EXERCISE:
Copy out every line in the entries below that includes "Science".

--- BEGIN ---

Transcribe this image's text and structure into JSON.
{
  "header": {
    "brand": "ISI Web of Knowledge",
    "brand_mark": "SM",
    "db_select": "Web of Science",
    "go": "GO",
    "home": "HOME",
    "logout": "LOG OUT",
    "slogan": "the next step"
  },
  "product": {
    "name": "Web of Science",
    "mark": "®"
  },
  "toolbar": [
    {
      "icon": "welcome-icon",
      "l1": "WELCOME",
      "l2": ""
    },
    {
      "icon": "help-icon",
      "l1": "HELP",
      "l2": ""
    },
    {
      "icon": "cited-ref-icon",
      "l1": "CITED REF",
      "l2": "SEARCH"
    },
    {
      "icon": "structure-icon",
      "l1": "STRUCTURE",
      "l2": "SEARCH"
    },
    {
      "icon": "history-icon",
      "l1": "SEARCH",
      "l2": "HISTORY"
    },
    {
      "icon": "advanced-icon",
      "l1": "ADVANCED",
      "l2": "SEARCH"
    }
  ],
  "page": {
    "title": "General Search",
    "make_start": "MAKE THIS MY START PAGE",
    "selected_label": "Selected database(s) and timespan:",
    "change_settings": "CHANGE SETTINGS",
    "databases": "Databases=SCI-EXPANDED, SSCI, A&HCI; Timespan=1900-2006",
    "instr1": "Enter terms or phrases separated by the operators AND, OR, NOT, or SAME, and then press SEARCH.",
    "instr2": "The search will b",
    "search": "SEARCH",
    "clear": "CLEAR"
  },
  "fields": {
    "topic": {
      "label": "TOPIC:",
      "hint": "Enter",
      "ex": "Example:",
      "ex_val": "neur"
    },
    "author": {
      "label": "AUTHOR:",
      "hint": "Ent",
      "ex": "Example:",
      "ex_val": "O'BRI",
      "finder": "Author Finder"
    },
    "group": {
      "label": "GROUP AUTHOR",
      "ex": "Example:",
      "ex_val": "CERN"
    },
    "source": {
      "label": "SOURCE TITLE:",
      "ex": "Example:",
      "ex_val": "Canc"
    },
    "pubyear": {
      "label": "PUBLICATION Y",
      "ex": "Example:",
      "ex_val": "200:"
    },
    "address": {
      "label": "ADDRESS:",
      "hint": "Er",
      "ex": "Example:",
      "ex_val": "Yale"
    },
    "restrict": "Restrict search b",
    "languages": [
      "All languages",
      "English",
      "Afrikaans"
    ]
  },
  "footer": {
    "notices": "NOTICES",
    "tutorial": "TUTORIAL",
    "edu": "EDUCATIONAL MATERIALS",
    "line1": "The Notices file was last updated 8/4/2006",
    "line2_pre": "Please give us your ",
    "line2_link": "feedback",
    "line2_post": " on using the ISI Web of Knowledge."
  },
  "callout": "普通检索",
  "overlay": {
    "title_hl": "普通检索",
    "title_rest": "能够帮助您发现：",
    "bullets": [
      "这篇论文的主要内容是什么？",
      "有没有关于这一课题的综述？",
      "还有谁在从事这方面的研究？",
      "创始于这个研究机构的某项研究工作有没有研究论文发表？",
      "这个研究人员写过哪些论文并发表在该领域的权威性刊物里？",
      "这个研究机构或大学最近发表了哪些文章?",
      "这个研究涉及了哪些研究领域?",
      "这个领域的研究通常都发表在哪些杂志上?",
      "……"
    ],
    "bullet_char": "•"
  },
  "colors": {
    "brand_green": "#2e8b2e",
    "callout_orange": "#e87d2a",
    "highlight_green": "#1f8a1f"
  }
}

--- END ---

EXERCISE SOLUTION:
    "db_select": "Web of Science",
    "name": "Web of Science",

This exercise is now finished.